__YOUR OBJECTIVE__:
Determine how many lines of the material hold the string "Металл" and reply with only that number.

(Stored data entries)
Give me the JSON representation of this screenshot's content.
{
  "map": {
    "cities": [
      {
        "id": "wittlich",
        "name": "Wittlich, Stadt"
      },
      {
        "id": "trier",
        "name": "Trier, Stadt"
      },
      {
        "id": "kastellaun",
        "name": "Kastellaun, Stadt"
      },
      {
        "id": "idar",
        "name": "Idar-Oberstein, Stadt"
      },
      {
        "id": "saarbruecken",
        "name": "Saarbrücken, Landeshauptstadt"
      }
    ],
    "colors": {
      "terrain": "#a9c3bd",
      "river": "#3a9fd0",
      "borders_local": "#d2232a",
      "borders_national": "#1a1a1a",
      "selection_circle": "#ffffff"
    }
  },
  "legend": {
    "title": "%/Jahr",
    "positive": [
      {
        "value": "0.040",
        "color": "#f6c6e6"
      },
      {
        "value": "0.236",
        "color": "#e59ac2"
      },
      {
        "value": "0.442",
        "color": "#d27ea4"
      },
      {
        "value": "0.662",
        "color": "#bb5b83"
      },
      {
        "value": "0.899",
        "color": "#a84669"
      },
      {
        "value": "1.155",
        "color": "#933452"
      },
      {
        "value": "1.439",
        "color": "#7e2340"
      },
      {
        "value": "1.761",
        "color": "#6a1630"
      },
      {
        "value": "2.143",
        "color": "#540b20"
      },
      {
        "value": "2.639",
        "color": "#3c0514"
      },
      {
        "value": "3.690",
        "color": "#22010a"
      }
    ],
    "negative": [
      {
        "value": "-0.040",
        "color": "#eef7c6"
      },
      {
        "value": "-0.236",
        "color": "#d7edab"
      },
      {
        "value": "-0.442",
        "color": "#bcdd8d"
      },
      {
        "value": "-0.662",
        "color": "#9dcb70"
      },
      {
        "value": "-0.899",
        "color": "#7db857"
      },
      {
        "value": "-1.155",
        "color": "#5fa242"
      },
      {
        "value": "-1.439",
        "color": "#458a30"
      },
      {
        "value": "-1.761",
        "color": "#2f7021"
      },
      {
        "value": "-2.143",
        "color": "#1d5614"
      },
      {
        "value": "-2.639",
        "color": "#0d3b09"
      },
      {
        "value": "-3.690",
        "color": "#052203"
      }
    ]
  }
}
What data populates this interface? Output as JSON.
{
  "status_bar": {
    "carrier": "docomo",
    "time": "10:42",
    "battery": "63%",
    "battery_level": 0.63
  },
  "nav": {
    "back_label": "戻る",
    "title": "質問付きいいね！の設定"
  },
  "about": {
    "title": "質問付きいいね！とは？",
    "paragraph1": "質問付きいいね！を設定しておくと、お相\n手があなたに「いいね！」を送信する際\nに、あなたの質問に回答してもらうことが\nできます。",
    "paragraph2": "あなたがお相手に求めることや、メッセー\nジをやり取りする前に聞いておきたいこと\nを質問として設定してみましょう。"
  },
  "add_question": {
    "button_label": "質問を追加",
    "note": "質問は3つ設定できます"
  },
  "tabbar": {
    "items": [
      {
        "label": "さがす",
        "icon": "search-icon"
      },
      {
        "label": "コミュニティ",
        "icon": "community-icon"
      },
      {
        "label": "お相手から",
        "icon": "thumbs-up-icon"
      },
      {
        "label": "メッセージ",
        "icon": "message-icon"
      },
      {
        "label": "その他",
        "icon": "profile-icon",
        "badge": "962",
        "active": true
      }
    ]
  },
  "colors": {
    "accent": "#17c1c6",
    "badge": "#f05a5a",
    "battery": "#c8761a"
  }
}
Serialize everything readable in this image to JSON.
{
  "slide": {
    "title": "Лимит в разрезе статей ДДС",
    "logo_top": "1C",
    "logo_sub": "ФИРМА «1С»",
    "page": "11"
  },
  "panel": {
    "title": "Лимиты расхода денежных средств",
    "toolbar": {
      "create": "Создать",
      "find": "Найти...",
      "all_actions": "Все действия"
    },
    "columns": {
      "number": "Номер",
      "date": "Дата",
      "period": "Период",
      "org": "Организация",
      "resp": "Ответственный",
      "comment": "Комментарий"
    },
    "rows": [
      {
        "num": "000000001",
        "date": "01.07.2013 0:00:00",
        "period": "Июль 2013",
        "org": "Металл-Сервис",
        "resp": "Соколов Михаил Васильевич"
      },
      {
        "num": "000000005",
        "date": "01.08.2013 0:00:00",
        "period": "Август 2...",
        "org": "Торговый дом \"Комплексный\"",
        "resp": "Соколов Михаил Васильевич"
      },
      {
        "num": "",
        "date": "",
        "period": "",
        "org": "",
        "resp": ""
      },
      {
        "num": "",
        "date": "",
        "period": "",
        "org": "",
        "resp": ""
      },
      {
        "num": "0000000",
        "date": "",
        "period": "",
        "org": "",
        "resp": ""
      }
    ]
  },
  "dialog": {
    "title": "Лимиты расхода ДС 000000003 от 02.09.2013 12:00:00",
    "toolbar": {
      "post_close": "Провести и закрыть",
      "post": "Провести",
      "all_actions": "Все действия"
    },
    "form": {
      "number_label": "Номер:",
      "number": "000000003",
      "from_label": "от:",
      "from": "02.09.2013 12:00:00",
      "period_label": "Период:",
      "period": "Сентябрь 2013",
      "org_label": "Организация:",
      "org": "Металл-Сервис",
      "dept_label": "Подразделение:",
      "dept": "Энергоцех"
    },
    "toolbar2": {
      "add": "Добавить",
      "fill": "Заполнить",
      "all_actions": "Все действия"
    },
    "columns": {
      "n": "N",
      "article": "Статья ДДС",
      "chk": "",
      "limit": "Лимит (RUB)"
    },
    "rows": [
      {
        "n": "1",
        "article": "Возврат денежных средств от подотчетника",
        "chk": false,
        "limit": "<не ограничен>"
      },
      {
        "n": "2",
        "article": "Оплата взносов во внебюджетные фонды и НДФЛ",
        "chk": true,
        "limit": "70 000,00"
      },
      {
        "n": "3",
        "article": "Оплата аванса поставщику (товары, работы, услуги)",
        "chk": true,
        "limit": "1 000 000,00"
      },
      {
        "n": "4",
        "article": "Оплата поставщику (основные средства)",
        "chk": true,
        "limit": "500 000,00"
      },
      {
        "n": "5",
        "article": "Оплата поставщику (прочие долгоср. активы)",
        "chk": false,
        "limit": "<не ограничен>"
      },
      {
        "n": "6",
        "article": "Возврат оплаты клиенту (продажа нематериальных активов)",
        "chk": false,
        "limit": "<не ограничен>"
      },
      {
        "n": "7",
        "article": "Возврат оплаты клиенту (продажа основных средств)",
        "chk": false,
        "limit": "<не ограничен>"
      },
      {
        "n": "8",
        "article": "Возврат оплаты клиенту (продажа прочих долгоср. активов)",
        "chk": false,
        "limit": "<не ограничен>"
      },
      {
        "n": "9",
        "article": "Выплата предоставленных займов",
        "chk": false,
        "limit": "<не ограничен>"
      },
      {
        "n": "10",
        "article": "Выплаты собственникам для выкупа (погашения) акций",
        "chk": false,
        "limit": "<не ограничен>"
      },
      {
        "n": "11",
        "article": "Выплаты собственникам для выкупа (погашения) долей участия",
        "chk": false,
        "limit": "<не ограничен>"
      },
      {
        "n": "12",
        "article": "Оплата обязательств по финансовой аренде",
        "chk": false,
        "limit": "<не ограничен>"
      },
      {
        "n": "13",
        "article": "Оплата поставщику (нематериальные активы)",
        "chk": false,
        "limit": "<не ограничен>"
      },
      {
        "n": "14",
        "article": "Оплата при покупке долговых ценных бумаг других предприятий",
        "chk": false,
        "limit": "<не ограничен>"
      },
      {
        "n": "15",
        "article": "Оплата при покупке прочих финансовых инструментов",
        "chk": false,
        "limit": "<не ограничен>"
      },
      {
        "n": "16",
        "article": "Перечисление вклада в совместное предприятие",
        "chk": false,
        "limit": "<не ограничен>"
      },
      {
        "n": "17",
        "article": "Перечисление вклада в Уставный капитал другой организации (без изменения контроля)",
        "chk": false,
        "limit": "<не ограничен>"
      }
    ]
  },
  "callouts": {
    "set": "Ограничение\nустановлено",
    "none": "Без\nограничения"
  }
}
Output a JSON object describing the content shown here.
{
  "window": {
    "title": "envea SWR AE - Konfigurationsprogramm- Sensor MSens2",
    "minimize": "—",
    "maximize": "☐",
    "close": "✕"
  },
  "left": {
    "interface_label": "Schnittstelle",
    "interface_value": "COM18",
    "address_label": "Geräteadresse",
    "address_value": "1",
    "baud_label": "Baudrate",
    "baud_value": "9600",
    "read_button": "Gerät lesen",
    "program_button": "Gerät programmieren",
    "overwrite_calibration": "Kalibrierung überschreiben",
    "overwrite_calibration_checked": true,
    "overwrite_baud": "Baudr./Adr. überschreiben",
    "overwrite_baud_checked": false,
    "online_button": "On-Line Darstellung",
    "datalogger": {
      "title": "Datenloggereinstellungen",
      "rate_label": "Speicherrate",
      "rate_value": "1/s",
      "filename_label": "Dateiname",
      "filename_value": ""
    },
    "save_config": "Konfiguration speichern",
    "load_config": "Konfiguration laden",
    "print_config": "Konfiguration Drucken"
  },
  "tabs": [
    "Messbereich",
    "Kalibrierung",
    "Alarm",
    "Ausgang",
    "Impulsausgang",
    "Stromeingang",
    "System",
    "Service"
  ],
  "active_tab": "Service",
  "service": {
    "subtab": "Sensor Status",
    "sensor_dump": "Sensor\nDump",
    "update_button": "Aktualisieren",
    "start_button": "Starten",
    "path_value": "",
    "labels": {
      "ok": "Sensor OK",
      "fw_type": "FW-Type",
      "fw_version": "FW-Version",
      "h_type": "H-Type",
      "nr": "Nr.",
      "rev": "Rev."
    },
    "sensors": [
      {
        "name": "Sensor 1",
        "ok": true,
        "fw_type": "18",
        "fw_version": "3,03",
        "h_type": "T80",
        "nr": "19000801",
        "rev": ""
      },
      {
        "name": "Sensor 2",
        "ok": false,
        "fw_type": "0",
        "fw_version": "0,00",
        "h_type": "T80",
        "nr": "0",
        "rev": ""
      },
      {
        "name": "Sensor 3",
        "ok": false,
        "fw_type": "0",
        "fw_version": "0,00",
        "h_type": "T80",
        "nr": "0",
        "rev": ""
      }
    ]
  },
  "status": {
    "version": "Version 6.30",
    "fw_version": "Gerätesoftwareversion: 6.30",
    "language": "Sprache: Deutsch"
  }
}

__THE RESULT__:
2